**YOUR OBJECTIVE:** Select from the records below every line that has the word "patties" in it.

**** DATASET EXCERPTS

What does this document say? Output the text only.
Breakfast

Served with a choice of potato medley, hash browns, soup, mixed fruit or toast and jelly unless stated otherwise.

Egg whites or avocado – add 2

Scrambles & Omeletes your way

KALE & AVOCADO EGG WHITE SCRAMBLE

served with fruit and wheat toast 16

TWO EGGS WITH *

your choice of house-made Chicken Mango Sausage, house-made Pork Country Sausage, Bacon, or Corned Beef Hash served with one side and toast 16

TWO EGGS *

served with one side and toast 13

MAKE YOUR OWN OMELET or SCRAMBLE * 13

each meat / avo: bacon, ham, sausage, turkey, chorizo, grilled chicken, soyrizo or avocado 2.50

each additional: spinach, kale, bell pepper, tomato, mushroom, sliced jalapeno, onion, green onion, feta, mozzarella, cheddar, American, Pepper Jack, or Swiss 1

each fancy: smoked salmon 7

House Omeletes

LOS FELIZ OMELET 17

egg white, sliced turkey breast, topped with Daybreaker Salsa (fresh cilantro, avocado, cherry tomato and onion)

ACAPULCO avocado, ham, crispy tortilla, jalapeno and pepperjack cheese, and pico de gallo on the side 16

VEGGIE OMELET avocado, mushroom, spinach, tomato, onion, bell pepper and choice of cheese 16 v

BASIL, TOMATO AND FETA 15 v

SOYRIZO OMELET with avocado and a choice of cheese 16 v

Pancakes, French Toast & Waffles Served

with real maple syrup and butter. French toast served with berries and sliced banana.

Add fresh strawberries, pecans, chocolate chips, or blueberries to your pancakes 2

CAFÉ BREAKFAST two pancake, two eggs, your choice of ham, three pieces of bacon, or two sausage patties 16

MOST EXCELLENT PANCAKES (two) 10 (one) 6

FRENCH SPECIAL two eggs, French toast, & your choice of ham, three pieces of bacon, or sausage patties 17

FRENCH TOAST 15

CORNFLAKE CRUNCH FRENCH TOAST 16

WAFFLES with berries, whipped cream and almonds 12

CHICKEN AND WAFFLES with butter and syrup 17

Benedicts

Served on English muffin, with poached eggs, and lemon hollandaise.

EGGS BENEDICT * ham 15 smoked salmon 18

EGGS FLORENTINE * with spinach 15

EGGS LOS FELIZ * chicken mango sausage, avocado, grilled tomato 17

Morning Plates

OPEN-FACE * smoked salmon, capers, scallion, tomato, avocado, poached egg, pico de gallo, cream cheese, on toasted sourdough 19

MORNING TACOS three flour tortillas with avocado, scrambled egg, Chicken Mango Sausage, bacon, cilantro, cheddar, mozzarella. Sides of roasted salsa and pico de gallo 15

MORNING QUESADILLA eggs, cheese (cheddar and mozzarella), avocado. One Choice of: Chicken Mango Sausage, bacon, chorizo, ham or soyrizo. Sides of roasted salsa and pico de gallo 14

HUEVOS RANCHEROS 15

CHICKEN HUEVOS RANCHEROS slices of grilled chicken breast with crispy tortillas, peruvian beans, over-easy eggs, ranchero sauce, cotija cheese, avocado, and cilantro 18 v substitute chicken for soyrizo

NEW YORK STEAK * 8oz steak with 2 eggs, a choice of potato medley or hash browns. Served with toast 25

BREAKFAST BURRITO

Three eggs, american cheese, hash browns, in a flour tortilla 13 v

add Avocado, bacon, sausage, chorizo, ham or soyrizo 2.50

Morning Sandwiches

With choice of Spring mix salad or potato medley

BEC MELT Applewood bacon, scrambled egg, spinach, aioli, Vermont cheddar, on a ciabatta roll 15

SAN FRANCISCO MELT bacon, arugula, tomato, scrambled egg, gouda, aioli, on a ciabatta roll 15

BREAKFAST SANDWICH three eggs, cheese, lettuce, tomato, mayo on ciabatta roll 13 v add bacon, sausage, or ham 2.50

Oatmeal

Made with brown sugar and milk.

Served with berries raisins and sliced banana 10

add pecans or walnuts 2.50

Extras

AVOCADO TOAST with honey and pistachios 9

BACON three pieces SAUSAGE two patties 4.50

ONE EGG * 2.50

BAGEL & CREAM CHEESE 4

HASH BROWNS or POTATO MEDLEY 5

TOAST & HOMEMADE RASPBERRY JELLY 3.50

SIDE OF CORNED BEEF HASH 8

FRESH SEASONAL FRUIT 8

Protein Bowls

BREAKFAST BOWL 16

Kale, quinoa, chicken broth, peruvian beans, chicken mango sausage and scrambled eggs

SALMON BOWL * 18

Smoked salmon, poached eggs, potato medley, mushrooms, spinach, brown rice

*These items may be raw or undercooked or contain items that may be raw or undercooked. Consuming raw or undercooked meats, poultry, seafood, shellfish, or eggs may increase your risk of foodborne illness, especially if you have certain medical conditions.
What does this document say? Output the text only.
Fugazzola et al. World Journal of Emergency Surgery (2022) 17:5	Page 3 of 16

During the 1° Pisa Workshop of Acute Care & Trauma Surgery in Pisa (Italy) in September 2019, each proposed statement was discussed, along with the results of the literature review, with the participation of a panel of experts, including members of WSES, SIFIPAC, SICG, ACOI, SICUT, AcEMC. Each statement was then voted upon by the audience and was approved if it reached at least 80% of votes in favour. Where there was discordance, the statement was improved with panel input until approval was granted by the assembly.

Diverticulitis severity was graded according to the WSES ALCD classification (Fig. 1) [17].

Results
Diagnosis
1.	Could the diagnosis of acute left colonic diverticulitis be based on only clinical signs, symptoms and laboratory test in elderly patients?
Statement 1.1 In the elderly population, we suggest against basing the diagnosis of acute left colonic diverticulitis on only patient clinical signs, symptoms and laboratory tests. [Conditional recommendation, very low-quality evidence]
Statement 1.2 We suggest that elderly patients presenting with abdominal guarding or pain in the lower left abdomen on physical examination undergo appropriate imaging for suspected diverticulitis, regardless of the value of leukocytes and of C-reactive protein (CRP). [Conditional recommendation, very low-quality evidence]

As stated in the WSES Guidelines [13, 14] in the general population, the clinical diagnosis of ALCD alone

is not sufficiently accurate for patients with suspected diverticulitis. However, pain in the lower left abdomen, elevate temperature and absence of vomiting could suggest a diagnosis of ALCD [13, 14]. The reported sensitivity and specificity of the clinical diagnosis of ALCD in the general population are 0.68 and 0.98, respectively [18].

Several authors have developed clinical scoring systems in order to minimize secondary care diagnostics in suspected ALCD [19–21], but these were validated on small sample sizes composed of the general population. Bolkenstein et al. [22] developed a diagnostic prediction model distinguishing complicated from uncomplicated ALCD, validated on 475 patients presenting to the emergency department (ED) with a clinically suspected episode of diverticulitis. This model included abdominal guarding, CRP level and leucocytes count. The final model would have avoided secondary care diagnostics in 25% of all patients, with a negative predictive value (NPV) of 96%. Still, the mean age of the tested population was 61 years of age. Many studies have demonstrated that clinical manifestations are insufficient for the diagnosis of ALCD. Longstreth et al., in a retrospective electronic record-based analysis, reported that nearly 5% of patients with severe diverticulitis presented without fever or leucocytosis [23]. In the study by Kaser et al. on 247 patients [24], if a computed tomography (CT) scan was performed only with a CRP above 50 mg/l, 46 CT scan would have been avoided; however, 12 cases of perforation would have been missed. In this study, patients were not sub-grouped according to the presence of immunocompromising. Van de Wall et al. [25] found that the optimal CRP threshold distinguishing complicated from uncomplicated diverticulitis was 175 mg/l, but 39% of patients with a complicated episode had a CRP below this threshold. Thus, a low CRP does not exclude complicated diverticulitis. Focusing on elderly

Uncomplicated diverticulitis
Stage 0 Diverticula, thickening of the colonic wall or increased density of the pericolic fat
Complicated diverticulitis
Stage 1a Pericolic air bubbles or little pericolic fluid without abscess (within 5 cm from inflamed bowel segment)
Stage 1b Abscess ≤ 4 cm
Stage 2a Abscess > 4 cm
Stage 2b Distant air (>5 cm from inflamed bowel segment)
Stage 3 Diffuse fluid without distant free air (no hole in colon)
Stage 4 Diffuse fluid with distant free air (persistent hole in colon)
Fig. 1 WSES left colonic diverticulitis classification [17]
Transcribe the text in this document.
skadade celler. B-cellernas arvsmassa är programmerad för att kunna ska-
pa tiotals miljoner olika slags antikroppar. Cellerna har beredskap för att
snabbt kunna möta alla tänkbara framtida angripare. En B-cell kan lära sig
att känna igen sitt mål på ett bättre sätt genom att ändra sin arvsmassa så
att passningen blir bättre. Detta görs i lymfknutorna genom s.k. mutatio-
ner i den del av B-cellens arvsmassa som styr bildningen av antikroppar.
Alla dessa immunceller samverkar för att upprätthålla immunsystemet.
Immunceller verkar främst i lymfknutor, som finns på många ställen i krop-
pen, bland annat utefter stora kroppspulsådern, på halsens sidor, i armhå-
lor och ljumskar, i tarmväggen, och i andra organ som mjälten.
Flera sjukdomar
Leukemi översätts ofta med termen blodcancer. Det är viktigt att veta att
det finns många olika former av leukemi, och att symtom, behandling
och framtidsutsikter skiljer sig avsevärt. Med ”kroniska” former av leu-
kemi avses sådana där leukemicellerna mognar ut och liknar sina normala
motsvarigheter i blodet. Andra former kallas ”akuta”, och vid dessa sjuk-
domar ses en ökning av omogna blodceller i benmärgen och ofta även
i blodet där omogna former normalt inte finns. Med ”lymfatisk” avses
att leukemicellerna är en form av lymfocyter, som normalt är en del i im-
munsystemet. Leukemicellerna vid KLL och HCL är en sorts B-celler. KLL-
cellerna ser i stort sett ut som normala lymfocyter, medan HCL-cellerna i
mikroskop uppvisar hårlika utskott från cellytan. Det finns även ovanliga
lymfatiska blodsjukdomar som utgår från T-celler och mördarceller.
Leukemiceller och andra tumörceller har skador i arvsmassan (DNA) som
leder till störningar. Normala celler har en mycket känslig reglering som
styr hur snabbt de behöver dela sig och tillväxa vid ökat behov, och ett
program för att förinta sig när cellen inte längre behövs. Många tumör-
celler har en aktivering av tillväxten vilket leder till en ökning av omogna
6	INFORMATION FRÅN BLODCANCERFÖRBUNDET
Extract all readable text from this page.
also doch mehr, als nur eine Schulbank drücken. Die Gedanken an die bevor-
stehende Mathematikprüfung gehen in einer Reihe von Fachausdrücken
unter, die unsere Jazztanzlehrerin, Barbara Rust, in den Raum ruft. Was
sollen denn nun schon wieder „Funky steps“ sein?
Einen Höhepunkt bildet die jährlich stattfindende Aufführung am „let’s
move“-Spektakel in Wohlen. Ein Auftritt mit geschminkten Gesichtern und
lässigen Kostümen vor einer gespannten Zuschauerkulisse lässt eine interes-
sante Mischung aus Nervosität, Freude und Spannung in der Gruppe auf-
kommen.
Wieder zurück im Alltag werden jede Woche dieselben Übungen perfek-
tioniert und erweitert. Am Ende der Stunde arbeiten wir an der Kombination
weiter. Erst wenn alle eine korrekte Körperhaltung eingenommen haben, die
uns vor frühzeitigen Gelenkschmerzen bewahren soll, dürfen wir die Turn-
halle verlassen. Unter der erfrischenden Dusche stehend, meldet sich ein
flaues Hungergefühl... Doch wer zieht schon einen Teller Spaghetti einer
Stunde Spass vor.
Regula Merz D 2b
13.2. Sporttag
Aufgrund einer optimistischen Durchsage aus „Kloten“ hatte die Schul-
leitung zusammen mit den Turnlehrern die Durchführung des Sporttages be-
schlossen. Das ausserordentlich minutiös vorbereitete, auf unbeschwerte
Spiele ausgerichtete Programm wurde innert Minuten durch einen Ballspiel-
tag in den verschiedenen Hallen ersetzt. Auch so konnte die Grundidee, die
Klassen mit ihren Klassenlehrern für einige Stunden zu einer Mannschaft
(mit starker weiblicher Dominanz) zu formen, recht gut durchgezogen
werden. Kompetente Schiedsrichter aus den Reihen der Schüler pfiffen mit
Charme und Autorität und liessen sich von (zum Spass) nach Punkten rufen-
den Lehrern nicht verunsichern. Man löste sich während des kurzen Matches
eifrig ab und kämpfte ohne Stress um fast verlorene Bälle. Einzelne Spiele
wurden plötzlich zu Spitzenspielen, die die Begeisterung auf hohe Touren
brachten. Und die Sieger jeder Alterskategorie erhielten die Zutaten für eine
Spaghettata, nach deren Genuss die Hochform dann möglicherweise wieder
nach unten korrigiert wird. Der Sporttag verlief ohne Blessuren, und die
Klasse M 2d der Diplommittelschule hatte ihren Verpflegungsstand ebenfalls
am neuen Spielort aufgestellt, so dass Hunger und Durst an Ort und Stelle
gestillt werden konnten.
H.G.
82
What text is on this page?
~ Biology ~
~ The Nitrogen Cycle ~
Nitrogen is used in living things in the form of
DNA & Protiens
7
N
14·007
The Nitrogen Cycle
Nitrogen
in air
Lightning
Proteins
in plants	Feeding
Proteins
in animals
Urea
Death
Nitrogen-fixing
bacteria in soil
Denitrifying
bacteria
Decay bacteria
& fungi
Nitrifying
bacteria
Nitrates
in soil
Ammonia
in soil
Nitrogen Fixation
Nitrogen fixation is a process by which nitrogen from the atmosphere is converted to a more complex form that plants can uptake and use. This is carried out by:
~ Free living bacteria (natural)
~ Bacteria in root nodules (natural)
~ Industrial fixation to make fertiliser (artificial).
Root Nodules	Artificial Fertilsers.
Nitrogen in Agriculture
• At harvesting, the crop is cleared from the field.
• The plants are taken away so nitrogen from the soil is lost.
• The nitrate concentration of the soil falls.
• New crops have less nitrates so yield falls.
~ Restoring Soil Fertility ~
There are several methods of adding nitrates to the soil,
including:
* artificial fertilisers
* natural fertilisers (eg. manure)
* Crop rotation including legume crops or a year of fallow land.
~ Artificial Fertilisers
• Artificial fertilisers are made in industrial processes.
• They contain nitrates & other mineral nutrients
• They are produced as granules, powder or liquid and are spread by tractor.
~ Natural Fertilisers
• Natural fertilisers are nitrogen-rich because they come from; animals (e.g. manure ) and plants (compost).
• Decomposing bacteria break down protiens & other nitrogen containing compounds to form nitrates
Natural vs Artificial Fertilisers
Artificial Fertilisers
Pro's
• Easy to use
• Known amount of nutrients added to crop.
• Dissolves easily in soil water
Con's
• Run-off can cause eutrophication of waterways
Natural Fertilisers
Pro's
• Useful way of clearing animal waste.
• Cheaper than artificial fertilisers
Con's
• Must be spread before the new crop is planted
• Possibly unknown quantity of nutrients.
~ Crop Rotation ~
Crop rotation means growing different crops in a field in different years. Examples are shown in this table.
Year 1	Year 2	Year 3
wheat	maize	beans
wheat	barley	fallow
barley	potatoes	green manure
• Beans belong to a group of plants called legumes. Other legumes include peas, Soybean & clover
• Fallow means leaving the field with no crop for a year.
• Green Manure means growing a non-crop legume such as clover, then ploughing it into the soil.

********

**RESULT OF THIS TASK:**
CAFÉ BREAKFAST two pancake, two eggs, your choice of ham, three pieces of bacon, or two sausage patties 16
FRENCH SPECIAL two eggs, French toast, & your choice of ham, three pieces of bacon, or sausage patties 17
BACON three pieces SAUSAGE two patties 4.50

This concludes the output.